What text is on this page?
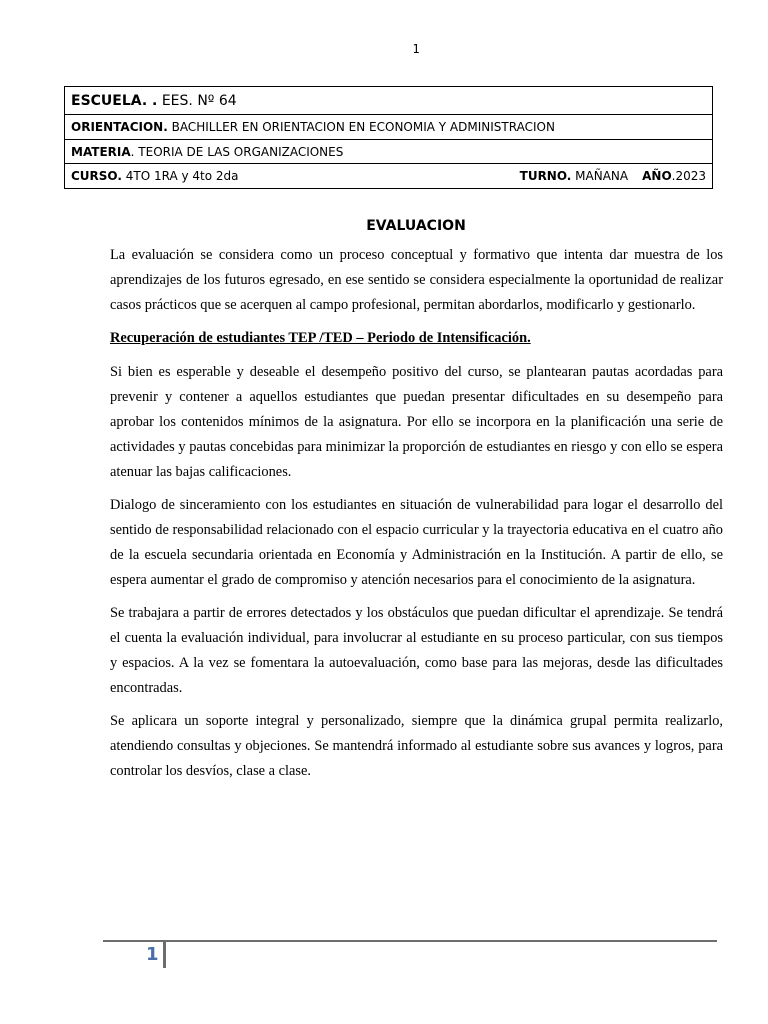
1
ESCUELA. . EES. Nº 64
ORIENTACION. BACHILLER EN ORIENTACION EN ECONOMIA Y ADMINISTRACION
MATERIA. TEORIA DE LAS ORGANIZACIONES

CURSO. 4TO 1RA y 4to 2da	TURNO. MAÑANA AÑO.2023
EVALUACION

La evaluación se considera como un proceso conceptual y formativo que intenta dar muestra de los aprendizajes de los futuros egresado, en ese sentido se considera especialmente la oportunidad de realizar casos prácticos que se acerquen al campo profesional, permitan abordarlos, modificarlo y gestionarlo.

Recuperación de estudiantes TEP /TED – Periodo de Intensificación.

Si bien es esperable y deseable el desempeño positivo del curso, se plantearan pautas acordadas para prevenir y contener a aquellos estudiantes que puedan presentar dificultades en su desempeño para aprobar los contenidos mínimos de la asignatura. Por ello se incorpora en la planificación una serie de actividades y pautas concebidas para minimizar la proporción de estudiantes en riesgo y con ello se espera atenuar las bajas calificaciones.

Dialogo de sinceramiento con los estudiantes en situación de vulnerabilidad para logar el desarrollo del sentido de responsabilidad relacionado con el espacio curricular y la trayectoria educativa en el cuatro año de la escuela secundaria orientada en Economía y Administración en la Institución. A partir de ello, se espera aumentar el grado de compromiso y atención necesarios para el conocimiento de la asignatura.

Se trabajara a partir de errores detectados y los obstáculos que puedan dificultar el aprendizaje. Se tendrá el cuenta la evaluación individual, para involucrar al estudiante en su proceso particular, con sus tiempos y espacios. A la vez se fomentara la autoevaluación, como base para las mejoras, desde las dificultades encontradas.

Se aplicara un soporte integral y personalizado, siempre que la dinámica grupal permita realizarlo, atendiendo consultas y objeciones. Se mantendrá informado al estudiante sobre sus avances y logros, para controlar los desvíos, clase a clase.

1
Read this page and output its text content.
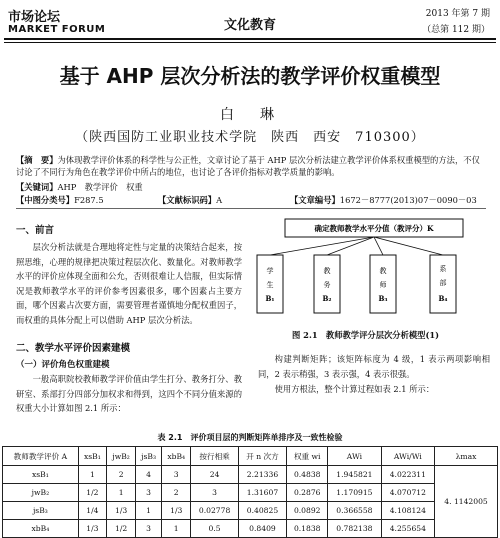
市场论坛
MARKET FORUM	文化教育
2013 年第 7 期
（总第 112 期）
基于 AHP 层次分析法的教学评价权重模型
白　琳
（陕西国防工业职业技术学院　陕西　西安　710300）
【摘　要】为体现教学评价体系的科学性与公正性，文章讨论了基于 AHP 层次分析法建立教学评价体系权重模型的方法，不仅讨论了不同行为角色在教学评价中所占的地位，也讨论了各评价指标对教学质量的影响。
【关键词】AHP　教学评价　权重
【中图分类号】F287.5	【文献标识码】A	【文章编号】1672－8777(2013)07－0090－03
一、前言
层次分析法就是合理地将定性与定量的决策结合起来，按照思维，心理的规律把决策过程层次化、数量化。对教师教学水平的评价应体现全面和公允，否则很难让人信服，但实际情况是教师教学水平的评价参考因素很多，哪个因素占主要方面，哪个因素占次要方面，需要管理者谨慎地分配权重因子，而权重的具体分配上可以借助 AHP 层次分析法。
二、教学水平评价因素建模
（一）评价角色权重建模
一般高职院校教师教学评价值由学生打分、教务打分、教研室、系部打分四部分加权求和得到，这四个不同分值来源的权重大小计算如图 2.1 所示：
确定教师教学水平分值（教评分）K
学
生
B₁
教
务
B₂
教
师
B₃
系
部
B₄
图 2.1　教师教学评分层次分析模型(1)
构建判断矩阵；该矩阵标度为 4 级，1 表示两项影响相同，2 表示稍强，3 表示强，4 表示很强。
使用方根法，整个计算过程如表 2.1 所示：
表 2.1　评价项目层的判断矩阵单排序及一致性检验
教师教学评价 A	xsB₁	jwB₂	jsB₃	xbB₄	按行相乘	开 n 次方	权重 wi	AWi	AWi/Wi	λmax
xsB₁	1	2	4	3	24	2.21336	0.4838	1.945821	4.022311	4. 1142005
jwB₂	1/2	1	3	2	3	1.31607	0.2876	1.170915	4.070712	
jsB₃	1/4	1/3	1	1/3	0.02778	0.40825	0.0892	0.366558	4.108124	
xbB₄	1/3	1/2	3	1	0.5	0.8409	0.1838	0.782138	4.255654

AIM OF THE EXERCISE:
All of the material above is to be copied exactly, except for its images.

COMPLETE ANSWER:
What text is on this page?
1
ESCUELA. . EES. Nº 64
ORIENTACION. BACHILLER EN ORIENTACION EN ECONOMIA Y ADMINISTRACION
MATERIA. TEORIA DE LAS ORGANIZACIONES

CURSO. 4TO 1RA y 4to 2da	TURNO. MAÑANA AÑO.2023
EVALUACION

La evaluación se considera como un proceso conceptual y formativo que intenta dar muestra de los aprendizajes de los futuros egresado, en ese sentido se considera especialmente la oportunidad de realizar casos prácticos que se acerquen al campo profesional, permitan abordarlos, modificarlo y gestionarlo.

Recuperación de estudiantes TEP /TED – Periodo de Intensificación.

Si bien es esperable y deseable el desempeño positivo del curso, se plantearan pautas acordadas para prevenir y contener a aquellos estudiantes que puedan presentar dificultades en su desempeño para aprobar los contenidos mínimos de la asignatura. Por ello se incorpora en la planificación una serie de actividades y pautas concebidas para minimizar la proporción de estudiantes en riesgo y con ello se espera atenuar las bajas calificaciones.

Dialogo de sinceramiento con los estudiantes en situación de vulnerabilidad para logar el desarrollo del sentido de responsabilidad relacionado con el espacio curricular y la trayectoria educativa en el cuatro año de la escuela secundaria orientada en Economía y Administración en la Institución. A partir de ello, se espera aumentar el grado de compromiso y atención necesarios para el conocimiento de la asignatura.

Se trabajara a partir de errores detectados y los obstáculos que puedan dificultar el aprendizaje. Se tendrá el cuenta la evaluación individual, para involucrar al estudiante en su proceso particular, con sus tiempos y espacios. A la vez se fomentara la autoevaluación, como base para las mejoras, desde las dificultades encontradas.

Se aplicara un soporte integral y personalizado, siempre que la dinámica grupal permita realizarlo, atendiendo consultas y objeciones. Se mantendrá informado al estudiante sobre sus avances y logros, para controlar los desvíos, clase a clase.

1
Read this page and output its text content.
市场论坛
MARKET FORUM	文化教育
2013 年第 7 期
（总第 112 期）
基于 AHP 层次分析法的教学评价权重模型
白　琳
（陕西国防工业职业技术学院　陕西　西安　710300）
【摘　要】为体现教学评价体系的科学性与公正性，文章讨论了基于 AHP 层次分析法建立教学评价体系权重模型的方法，不仅讨论了不同行为角色在教学评价中所占的地位，也讨论了各评价指标对教学质量的影响。
【关键词】AHP　教学评价　权重
【中图分类号】F287.5	【文献标识码】A	【文章编号】1672－8777(2013)07－0090－03
一、前言
层次分析法就是合理地将定性与定量的决策结合起来，按照思维，心理的规律把决策过程层次化、数量化。对教师教学水平的评价应体现全面和公允，否则很难让人信服，但实际情况是教师教学水平的评价参考因素很多，哪个因素占主要方面，哪个因素占次要方面，需要管理者谨慎地分配权重因子，而权重的具体分配上可以借助 AHP 层次分析法。
二、教学水平评价因素建模
（一）评价角色权重建模
一般高职院校教师教学评价值由学生打分、教务打分、教研室、系部打分四部分加权求和得到，这四个不同分值来源的权重大小计算如图 2.1 所示：
确定教师教学水平分值（教评分）K
学
生
B₁
教
务
B₂
教
师
B₃
系
部
B₄
图 2.1　教师教学评分层次分析模型(1)
构建判断矩阵；该矩阵标度为 4 级，1 表示两项影响相同，2 表示稍强，3 表示强，4 表示很强。
使用方根法，整个计算过程如表 2.1 所示：
表 2.1　评价项目层的判断矩阵单排序及一致性检验
教师教学评价 A	xsB₁	jwB₂	jsB₃	xbB₄	按行相乘	开 n 次方	权重 wi	AWi	AWi/Wi	λmax
xsB₁	1	2	4	3	24	2.21336	0.4838	1.945821	4.022311	4. 1142005
jwB₂	1/2	1	3	2	3	1.31607	0.2876	1.170915	4.070712	
jsB₃	1/4	1/3	1	1/3	0.02778	0.40825	0.0892	0.366558	4.108124	
xbB₄	1/3	1/2	3	1	0.5	0.8409	0.1838	0.782138	4.255654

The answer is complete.